__SHORT EXERCISE__
Copy each line where the word "البيت" occurs.

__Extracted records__
Start

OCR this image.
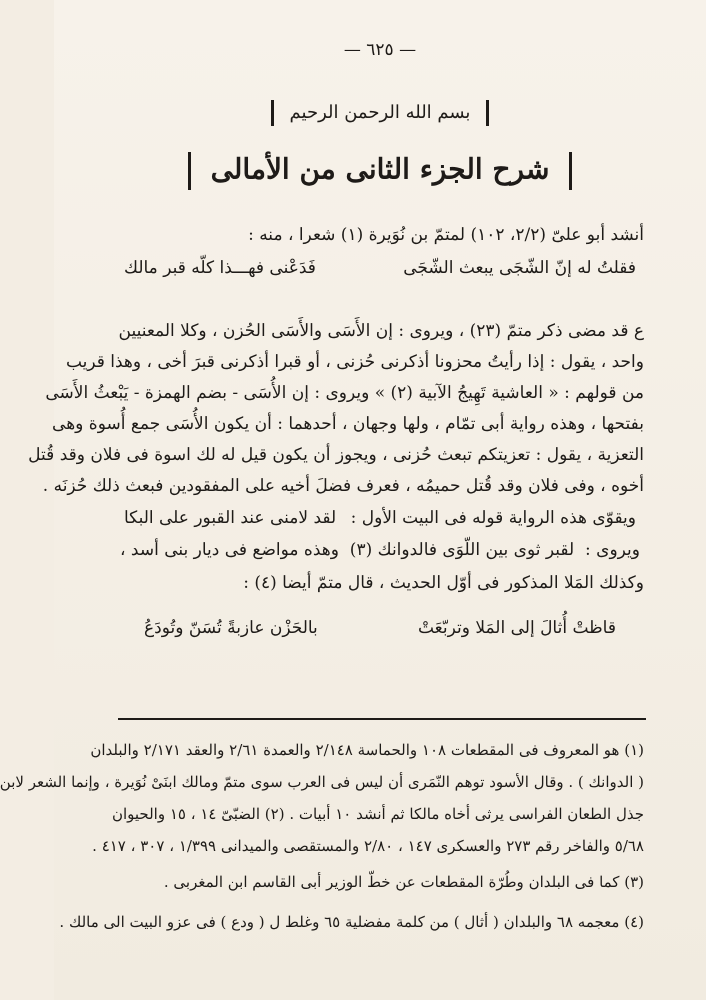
— ٦٢٥ —
بسم الله الرحمن الرحيم
شرح الجزء الثانى من الأمالى
أنشد أبو علىّ (٢/٢، ١٠٢) لمتمّ بن نُوَيرة (١) شعرا ، منه :
فقلتُ له إنّ الشّجَى يبعث الشّجَى
فَدَعْنى فهـــذا كلّه قبر مالك
ع قد مضى ذكر متمّ (٢٣) ، ويروى : إن الأَسَى والأَسَى الحُزن ، وكلا المعنيين
واحد ، يقول : إذا رأيتُ محزونا أذكرنى حُزنى ، أو قبرا أذكرنى قبرَ أخى ، وهذا قريب
من قولهم : « العاشية تَهِيجُ الآبية (٢) » ويروى : إن الأُسَى - بضم الهمزة - يَبْعثُ الأَسَى
بفتحها ، وهذه رواية أبى تمّام ، ولها وجهان ، أحدهما : أن يكون الأُسَى جمع أُسوة وهى
التعزية ، يقول : تعزيتكم تبعث حُزنى ، ويجوز أن يكون قيل له لك اسوة فى فلان وقد قُتل
أخوه ، وفى فلان وقد قُتل حميمُه ، فعرف فضلَ أخيه على المفقودين فبعث ذلك حُزنَه .
ويقوّى هذه الرواية قوله فى البيت الأول :
لقد لامنى عند القبور على البكا
ويروى :
لقبر ثوى بين اللّوَى فالدوانك (٣)
وهذه مواضع فى ديار بنى أسد ،
وكذلك المَلا المذكور فى أوّل الحديث ، قال متمّ أيضا (٤) :
قاظتْ أُثالَ إلى المَلا وتربّعَتْ
بالحَزْن عازبةً تُسَنّ وتُودَعُ
(١) هو المعروف فى المقطعات ١٠٨ والحماسة ٢/١٤٨ والعمدة ٢/٦١ والعقد ٢/١٧١ والبلدان
( الدوانك ) . وقال الأسود توهم النّمَرى أن ليس فى العرب سوى متمّ ومالك ابنَىْ نُوَيرة ، وإنما الشعر لابن
جذل الطعان الفراسى يرثى أخاه مالكا ثم أنشد ١٠ أبيات . (٢) الضبّىّ ١٤ ، ١٥ والحيوان
٥/٦٨ والفاخر رقم ٢٧٣ والعسكرى ١٤٧ ، ٢/٨٠ والمستقصى والميدانى ١/٣٩٩ ، ٣٠٧ ، ٤١٧ .
(٣) كما فى البلدان وطُرّة المقطعات عن خطّ الوزير أبى القاسم ابن المغربى .
(٤) معجمه ٦٨ والبلدان ( أثال ) من كلمة مفضلية ٦٥ وغلط ل ( ودع ) فى عزو البيت الى مالك .
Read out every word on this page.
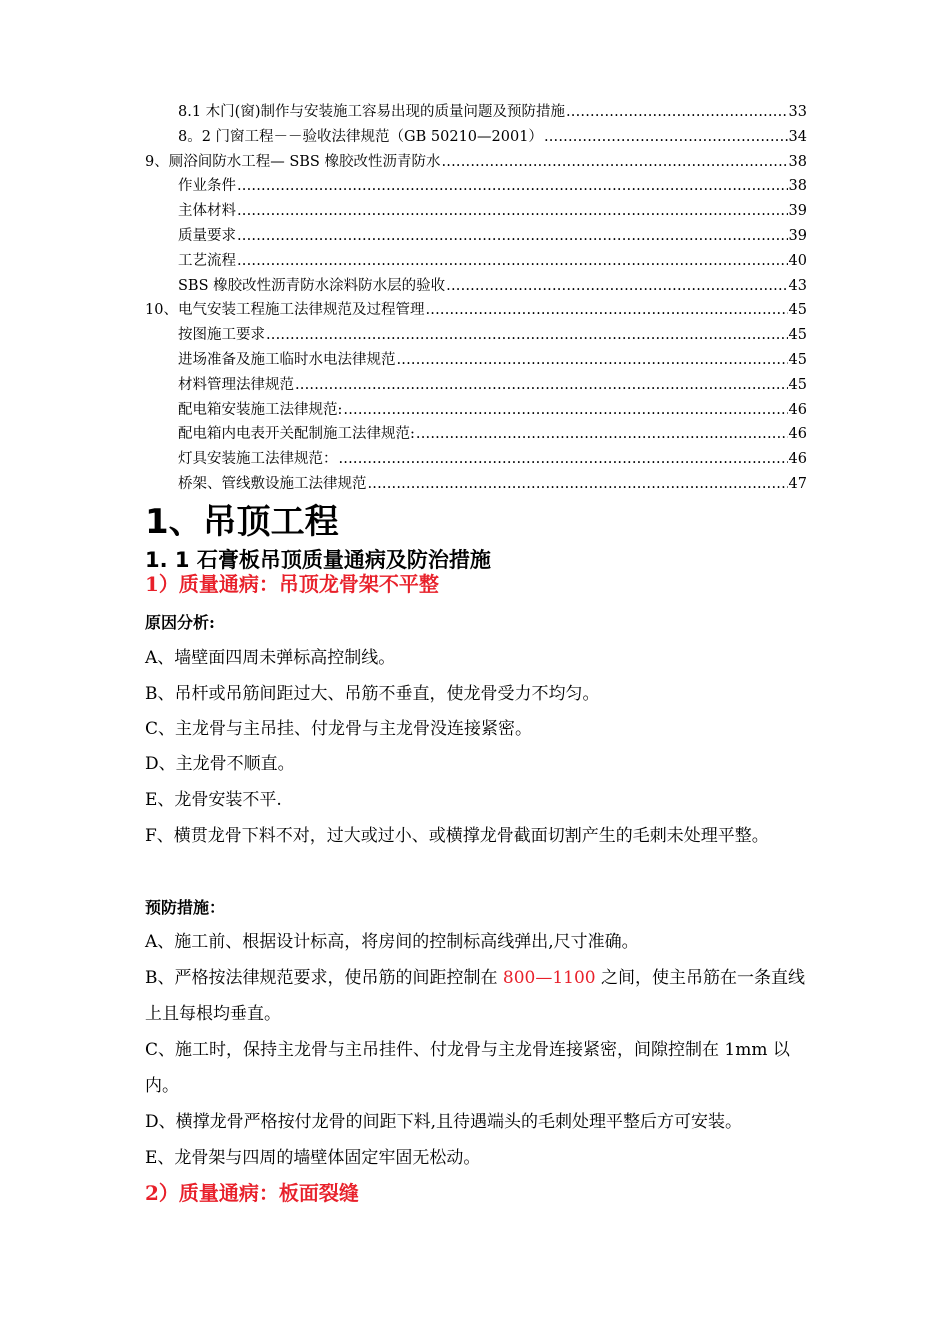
8.1 木门(窗)制作与安装施工容易出现的质量问题及预防措施 .....	33
8。2 门窗工程－－验收法律规范（GB 50210—2001） .....	34
9、厕浴间防水工程— SBS 橡胶改性沥青防水 .....	38
作业条件 .....	38
主体材料 .....	39
质量要求 .....	39
工艺流程 .....	40
SBS 橡胶改性沥青防水涂料防水层的验收 .....	43
10、电气安装工程施工法律规范及过程管理 .....	45
按图施工要求 .....	45
进场准备及施工临时水电法律规范 .....	45
材料管理法律规范 .....	45
配电箱安装施工法律规范: .....	46
配电箱内电表开关配制施工法律规范: .....	46
灯具安装施工法律规范： .....	46
桥架、管线敷设施工法律规范 .....	47
1、吊顶工程
1. 1 石膏板吊顶质量通病及防治措施
1）质量通病：吊顶龙骨架不平整
原因分析:
A、墙壁面四周未弹标高控制线。
B、吊杆或吊筋间距过大、吊筋不垂直，使龙骨受力不均匀。
C、主龙骨与主吊挂、付龙骨与主龙骨没连接紧密。
D、主龙骨不顺直。
E、龙骨安装不平.
F、横贯龙骨下料不对，过大或过小、或横撑龙骨截面切割产生的毛刺未处理平整。
预防措施：
A、施工前、根据设计标高，将房间的控制标高线弹出,尺寸准确。
B、严格按法律规范要求，使吊筋的间距控制在 800—1100 之间，使主吊筋在一条直线上且每根均垂直。
C、施工时，保持主龙骨与主吊挂件、付龙骨与主龙骨连接紧密，间隙控制在 1mm 以内。
D、横撑龙骨严格按付龙骨的间距下料,且待遇端头的毛刺处理平整后方可安装。
E、龙骨架与四周的墙壁体固定牢固无松动。
2）质量通病：板面裂缝
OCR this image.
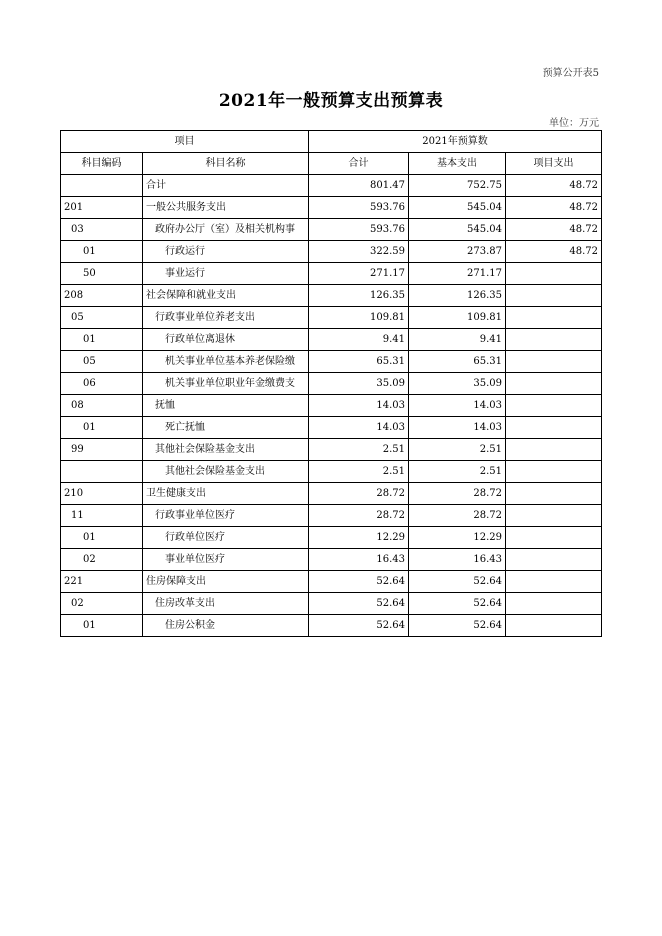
预算公开表5
2021年一般预算支出预算表
单位：万元
项目		2021年预算数		
科目编码	科目名称	合计	基本支出	项目支出
	合计	801.47	752.75	48.72
201	一般公共服务支出	593.76	545.04	48.72
03	政府办公厅（室）及相关机构事	593.76	545.04	48.72
01	行政运行	322.59	273.87	48.72
50	事业运行	271.17	271.17	
208	社会保障和就业支出	126.35	126.35	
05	行政事业单位养老支出	109.81	109.81	
01	行政单位离退休	9.41	9.41	
05	机关事业单位基本养老保险缴	65.31	65.31	
06	机关事业单位职业年金缴费支	35.09	35.09	
08	抚恤	14.03	14.03	
01	死亡抚恤	14.03	14.03	
99	其他社会保险基金支出	2.51	2.51	
	其他社会保险基金支出	2.51	2.51	
210	卫生健康支出	28.72	28.72	
11	行政事业单位医疗	28.72	28.72	
01	行政单位医疗	12.29	12.29	
02	事业单位医疗	16.43	16.43	
221	住房保障支出	52.64	52.64	
02	住房改革支出	52.64	52.64	
01	住房公积金	52.64	52.64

End

__THE RESPONSE__
ويقوّى هذه الرواية قوله فى البيت الأول :
(٤) معجمه ٦٨ والبلدان ( أثال ) من كلمة مفضلية ٦٥ وغلط ل ( ودع ) فى عزو البيت الى مالك .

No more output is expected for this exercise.